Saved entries

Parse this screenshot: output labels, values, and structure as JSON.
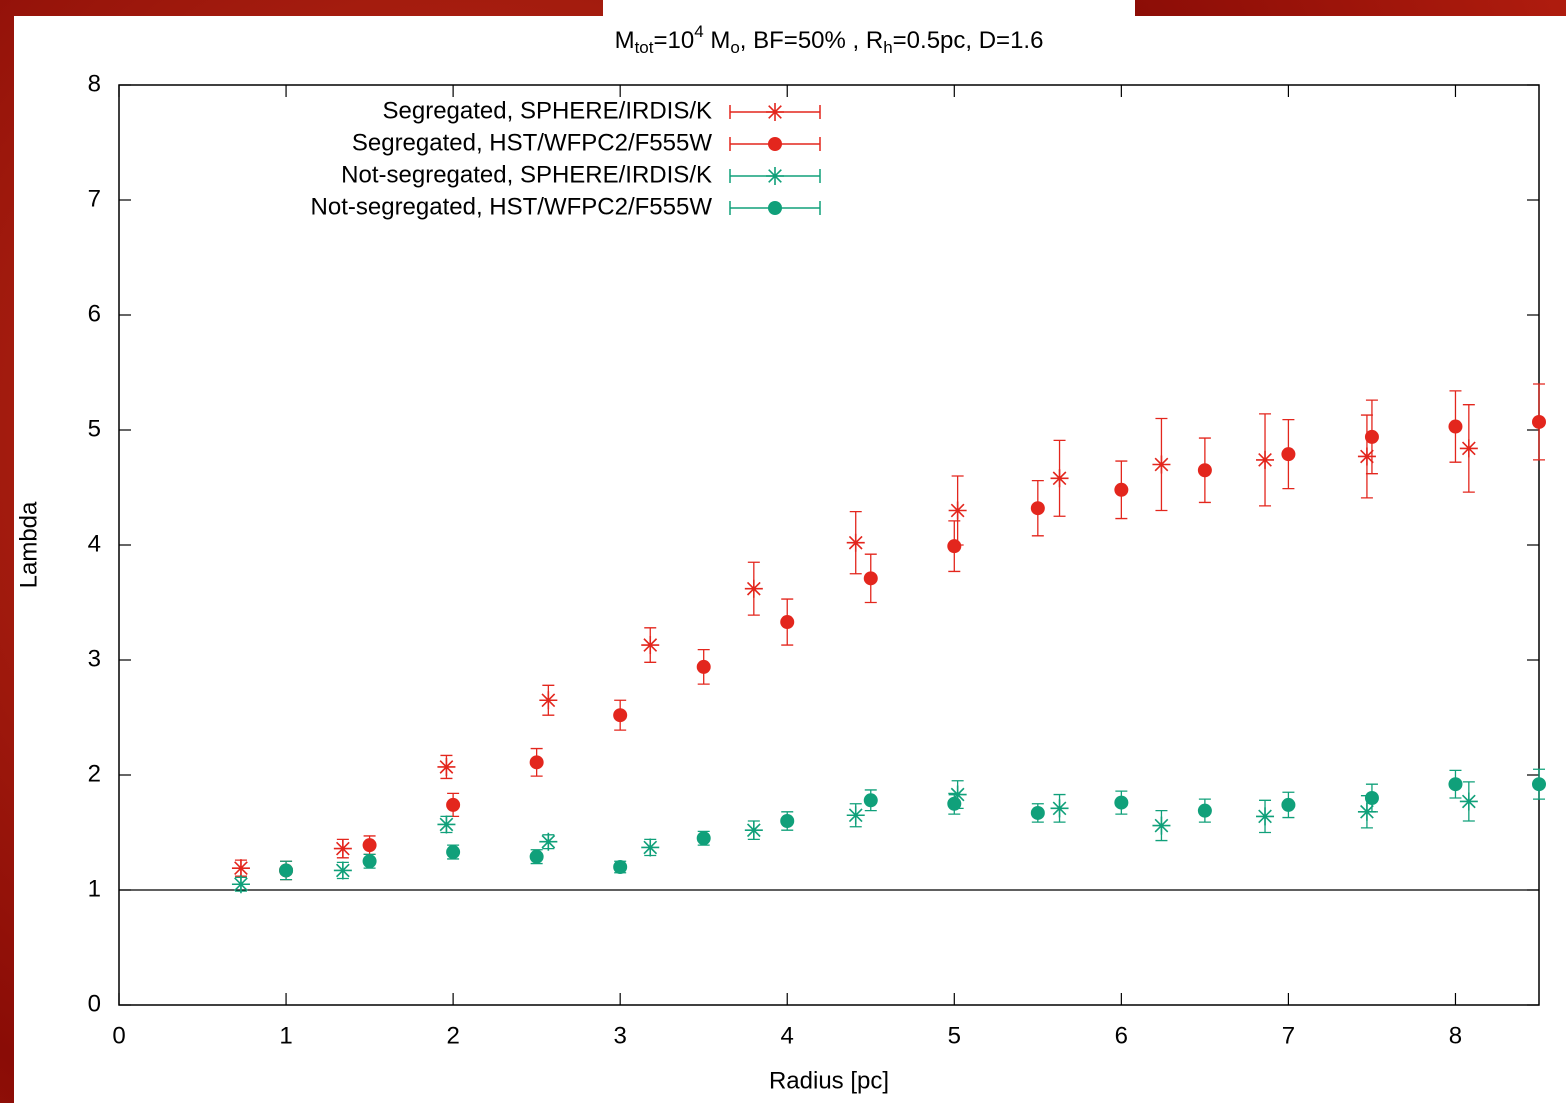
{
  "chart_data": {
    "type": "scatter",
    "title": [
      "M",
      "tot",
      "=10",
      "4",
      " M",
      "o",
      ", BF=50% , R",
      "h",
      "=0.5pc, D=1.6"
    ],
    "title_style": [
      "normal",
      "sub",
      "normal",
      "sup",
      "normal",
      "sub",
      "normal",
      "sub",
      "normal"
    ],
    "x_label": "Radius [pc]",
    "y_label": "Lambda",
    "xlim": [
      0,
      8.5
    ],
    "ylim": [
      0,
      8
    ],
    "xticks": [
      0,
      1,
      2,
      3,
      4,
      5,
      6,
      7,
      8
    ],
    "yticks": [
      0,
      1,
      2,
      3,
      4,
      5,
      6,
      7,
      8
    ],
    "hline": 1,
    "legend": "top-left",
    "series": [
      {
        "name": "Segregated, SPHERE/IRDIS/K",
        "color": "#e3261d",
        "marker": "star",
        "x": [
          0.73,
          1.34,
          1.96,
          2.57,
          3.18,
          3.8,
          4.41,
          5.02,
          5.63,
          6.24,
          6.86,
          7.47,
          8.08
        ],
        "values": [
          1.19,
          1.36,
          2.07,
          2.65,
          3.13,
          3.62,
          4.02,
          4.3,
          4.58,
          4.7,
          4.74,
          4.77,
          4.84
        ],
        "errors": [
          0.07,
          0.08,
          0.1,
          0.13,
          0.15,
          0.23,
          0.27,
          0.3,
          0.33,
          0.4,
          0.4,
          0.36,
          0.38
        ]
      },
      {
        "name": "Segregated, HST/WFPC2/F555W",
        "color": "#e3261d",
        "marker": "circle",
        "x": [
          1,
          1.5,
          2,
          2.5,
          3,
          3.5,
          4,
          4.5,
          5,
          5.5,
          6,
          6.5,
          7,
          7.5,
          8,
          8.5
        ],
        "values": [
          1.17,
          1.39,
          1.74,
          2.11,
          2.52,
          2.94,
          3.33,
          3.71,
          3.99,
          4.32,
          4.48,
          4.65,
          4.79,
          4.94,
          5.03,
          5.07
        ],
        "errors": [
          0.08,
          0.08,
          0.1,
          0.12,
          0.13,
          0.15,
          0.2,
          0.21,
          0.22,
          0.24,
          0.25,
          0.28,
          0.3,
          0.32,
          0.31,
          0.33
        ]
      },
      {
        "name": "Not-segregated, SPHERE/IRDIS/K",
        "color": "#10a07a",
        "marker": "star",
        "x": [
          0.73,
          1.34,
          1.96,
          2.57,
          3.18,
          3.8,
          4.41,
          5.02,
          5.63,
          6.24,
          6.86,
          7.47,
          8.08
        ],
        "values": [
          1.05,
          1.17,
          1.57,
          1.42,
          1.37,
          1.52,
          1.65,
          1.83,
          1.71,
          1.56,
          1.64,
          1.68,
          1.77
        ],
        "errors": [
          0.06,
          0.07,
          0.07,
          0.06,
          0.07,
          0.08,
          0.1,
          0.12,
          0.12,
          0.13,
          0.14,
          0.14,
          0.17
        ]
      },
      {
        "name": "Not-segregated, HST/WFPC2/F555W",
        "color": "#10a07a",
        "marker": "circle",
        "x": [
          1,
          1.5,
          2,
          2.5,
          3,
          3.5,
          4,
          4.5,
          5,
          5.5,
          6,
          6.5,
          7,
          7.5,
          8,
          8.5
        ],
        "values": [
          1.17,
          1.25,
          1.33,
          1.29,
          1.2,
          1.45,
          1.6,
          1.78,
          1.75,
          1.67,
          1.76,
          1.69,
          1.74,
          1.8,
          1.92,
          1.92
        ],
        "errors": [
          0.08,
          0.06,
          0.06,
          0.06,
          0.05,
          0.06,
          0.08,
          0.09,
          0.09,
          0.08,
          0.1,
          0.1,
          0.11,
          0.12,
          0.12,
          0.13
        ]
      }
    ]
  }
}
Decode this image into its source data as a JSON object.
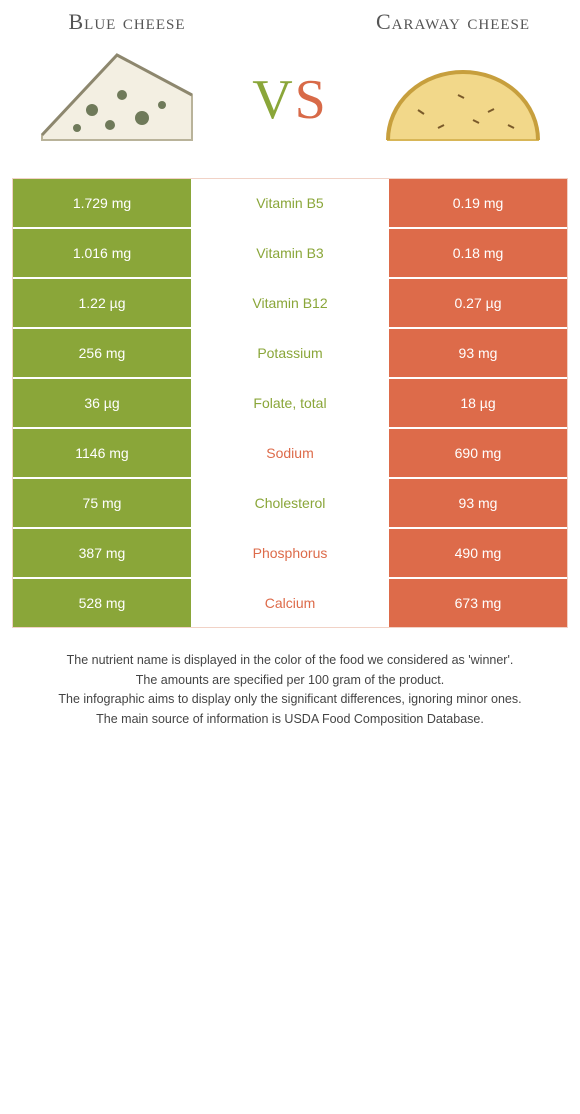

- **Instructions to follow**
Filter the records down to the lines that contain the string "this", and copy those lines.

- **Solution**
Parse this screenshot: output labels, values, and structure as JSON.
Decode this image into its source data as a JSON object.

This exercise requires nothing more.